** Begin GIVEN DATA **

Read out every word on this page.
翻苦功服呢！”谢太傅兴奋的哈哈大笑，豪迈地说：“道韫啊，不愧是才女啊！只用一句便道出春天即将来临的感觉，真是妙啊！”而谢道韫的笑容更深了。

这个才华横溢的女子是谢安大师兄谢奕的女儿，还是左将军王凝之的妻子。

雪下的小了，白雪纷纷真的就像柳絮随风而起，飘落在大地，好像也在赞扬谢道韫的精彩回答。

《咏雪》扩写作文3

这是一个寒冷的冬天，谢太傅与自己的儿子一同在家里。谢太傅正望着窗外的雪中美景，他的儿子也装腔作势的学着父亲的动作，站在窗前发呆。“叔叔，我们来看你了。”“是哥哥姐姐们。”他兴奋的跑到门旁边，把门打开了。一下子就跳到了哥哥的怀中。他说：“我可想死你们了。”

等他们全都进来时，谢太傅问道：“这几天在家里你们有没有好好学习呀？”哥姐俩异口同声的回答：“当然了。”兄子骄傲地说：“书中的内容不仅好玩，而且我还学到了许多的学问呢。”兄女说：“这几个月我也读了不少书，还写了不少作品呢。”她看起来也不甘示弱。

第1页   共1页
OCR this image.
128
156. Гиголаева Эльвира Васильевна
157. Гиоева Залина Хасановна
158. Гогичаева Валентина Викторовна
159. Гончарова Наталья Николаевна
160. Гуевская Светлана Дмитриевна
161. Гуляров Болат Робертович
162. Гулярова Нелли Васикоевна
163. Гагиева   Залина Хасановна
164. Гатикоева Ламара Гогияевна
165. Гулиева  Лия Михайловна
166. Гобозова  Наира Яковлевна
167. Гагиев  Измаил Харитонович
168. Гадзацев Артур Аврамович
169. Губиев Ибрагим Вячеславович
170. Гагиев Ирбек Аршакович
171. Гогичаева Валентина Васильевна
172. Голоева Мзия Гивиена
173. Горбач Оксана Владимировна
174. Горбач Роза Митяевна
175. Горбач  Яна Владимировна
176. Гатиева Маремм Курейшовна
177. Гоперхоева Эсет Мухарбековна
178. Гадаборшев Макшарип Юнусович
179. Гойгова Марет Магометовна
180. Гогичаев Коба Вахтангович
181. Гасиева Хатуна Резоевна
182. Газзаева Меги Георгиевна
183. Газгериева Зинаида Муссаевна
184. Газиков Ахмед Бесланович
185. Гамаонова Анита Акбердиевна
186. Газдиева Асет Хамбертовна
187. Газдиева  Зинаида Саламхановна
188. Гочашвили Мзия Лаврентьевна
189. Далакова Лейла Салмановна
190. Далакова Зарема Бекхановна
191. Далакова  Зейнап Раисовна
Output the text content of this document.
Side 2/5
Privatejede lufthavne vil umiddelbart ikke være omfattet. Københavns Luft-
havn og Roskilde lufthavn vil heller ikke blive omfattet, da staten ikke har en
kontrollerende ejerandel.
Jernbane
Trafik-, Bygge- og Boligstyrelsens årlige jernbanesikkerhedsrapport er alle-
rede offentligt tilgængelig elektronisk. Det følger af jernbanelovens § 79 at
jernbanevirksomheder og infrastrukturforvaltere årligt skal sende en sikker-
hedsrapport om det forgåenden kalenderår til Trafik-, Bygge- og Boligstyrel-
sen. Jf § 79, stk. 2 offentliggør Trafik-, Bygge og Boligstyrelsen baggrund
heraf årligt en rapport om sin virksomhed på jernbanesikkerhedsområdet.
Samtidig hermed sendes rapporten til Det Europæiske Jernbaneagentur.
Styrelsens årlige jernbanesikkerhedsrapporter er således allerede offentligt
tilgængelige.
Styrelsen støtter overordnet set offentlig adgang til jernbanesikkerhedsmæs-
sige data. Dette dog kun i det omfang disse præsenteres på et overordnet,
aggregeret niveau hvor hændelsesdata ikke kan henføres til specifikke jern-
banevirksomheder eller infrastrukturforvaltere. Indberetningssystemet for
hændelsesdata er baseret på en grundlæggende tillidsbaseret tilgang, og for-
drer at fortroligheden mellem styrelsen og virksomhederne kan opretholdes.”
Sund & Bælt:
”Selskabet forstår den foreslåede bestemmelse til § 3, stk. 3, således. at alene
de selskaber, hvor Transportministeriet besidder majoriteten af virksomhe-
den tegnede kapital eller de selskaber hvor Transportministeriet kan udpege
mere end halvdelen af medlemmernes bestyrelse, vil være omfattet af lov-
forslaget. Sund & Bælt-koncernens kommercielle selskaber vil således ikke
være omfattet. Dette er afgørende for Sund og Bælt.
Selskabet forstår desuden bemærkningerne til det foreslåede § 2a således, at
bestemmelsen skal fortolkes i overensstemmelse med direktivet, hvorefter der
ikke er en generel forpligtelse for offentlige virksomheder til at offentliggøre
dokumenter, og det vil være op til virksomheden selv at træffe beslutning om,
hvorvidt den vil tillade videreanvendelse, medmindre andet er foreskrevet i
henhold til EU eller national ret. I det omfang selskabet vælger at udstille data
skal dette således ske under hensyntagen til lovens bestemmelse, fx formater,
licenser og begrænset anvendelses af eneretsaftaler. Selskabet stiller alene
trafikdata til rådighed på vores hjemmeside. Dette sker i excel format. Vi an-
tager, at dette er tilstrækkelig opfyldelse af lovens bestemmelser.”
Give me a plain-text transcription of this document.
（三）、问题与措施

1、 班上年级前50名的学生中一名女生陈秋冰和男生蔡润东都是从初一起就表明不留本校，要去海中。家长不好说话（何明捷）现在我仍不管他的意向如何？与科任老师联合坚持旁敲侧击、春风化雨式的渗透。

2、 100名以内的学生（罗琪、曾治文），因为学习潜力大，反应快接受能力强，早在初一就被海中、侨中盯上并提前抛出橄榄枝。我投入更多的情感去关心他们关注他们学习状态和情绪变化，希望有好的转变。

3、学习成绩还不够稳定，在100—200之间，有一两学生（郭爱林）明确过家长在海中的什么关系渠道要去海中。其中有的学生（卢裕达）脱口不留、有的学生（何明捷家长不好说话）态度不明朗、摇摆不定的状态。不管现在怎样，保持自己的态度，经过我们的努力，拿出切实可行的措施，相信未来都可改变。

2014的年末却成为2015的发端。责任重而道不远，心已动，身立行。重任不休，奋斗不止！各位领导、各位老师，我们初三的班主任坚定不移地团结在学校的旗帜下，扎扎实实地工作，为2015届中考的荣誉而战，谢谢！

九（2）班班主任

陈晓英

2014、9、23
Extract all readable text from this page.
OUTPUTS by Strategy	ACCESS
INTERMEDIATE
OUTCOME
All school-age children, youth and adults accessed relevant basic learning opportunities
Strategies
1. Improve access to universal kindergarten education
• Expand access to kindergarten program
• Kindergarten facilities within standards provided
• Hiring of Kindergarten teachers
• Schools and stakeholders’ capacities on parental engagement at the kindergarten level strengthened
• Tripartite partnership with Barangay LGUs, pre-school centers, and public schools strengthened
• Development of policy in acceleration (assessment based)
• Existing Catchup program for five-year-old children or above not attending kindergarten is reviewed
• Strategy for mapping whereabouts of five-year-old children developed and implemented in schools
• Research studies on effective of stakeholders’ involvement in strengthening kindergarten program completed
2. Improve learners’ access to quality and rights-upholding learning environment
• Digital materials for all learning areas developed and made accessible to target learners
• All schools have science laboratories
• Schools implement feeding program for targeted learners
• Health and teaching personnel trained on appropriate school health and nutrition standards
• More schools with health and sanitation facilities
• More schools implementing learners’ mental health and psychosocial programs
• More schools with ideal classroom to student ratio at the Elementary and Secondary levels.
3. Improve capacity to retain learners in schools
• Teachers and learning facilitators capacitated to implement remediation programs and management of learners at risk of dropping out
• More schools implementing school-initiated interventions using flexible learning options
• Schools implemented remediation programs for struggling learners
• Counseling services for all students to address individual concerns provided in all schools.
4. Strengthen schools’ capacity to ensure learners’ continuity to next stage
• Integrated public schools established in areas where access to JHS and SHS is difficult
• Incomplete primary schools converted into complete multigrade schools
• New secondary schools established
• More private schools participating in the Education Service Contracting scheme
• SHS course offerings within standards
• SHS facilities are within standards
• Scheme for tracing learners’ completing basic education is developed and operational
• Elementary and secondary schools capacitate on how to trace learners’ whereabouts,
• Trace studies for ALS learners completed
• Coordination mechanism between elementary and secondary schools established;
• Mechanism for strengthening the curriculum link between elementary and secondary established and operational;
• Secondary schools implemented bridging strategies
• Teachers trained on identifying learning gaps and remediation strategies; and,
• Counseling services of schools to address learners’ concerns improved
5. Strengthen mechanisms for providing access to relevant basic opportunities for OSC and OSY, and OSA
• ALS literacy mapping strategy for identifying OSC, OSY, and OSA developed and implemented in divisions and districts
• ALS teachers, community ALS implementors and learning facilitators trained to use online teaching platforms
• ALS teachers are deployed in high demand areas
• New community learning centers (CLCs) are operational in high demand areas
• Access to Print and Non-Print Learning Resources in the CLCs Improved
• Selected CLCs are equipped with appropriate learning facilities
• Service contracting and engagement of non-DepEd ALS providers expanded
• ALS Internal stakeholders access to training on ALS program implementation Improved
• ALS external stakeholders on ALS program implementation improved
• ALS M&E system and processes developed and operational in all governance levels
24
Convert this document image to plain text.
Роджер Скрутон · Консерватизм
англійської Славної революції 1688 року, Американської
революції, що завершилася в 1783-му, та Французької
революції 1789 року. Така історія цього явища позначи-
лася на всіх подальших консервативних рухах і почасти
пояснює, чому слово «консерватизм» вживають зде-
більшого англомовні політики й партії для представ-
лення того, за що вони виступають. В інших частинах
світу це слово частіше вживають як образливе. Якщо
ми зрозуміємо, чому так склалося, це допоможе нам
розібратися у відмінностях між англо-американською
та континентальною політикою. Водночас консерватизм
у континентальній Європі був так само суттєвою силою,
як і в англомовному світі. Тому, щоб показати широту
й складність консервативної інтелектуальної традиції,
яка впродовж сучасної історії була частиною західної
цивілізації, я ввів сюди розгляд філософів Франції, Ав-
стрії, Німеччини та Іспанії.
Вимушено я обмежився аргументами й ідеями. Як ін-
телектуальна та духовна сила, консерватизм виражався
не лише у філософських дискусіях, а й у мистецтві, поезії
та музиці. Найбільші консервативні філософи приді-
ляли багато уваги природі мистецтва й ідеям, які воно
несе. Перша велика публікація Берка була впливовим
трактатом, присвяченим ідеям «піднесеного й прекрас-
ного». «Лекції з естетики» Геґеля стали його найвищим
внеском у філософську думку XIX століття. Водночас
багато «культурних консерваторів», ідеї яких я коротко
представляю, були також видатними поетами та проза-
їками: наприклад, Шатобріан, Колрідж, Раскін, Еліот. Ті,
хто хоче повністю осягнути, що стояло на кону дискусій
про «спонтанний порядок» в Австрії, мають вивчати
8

** End GIVEN DATA **

● **TASK PROMPT**
Each line above that includes "forstår" should be shown.

● **SOLUTION BELOW**
”Selskabet forstår den foreslåede bestemmelse til § 3, stk. 3, således. at alene
Selskabet forstår desuden bemærkningerne til det foreslåede § 2a således, at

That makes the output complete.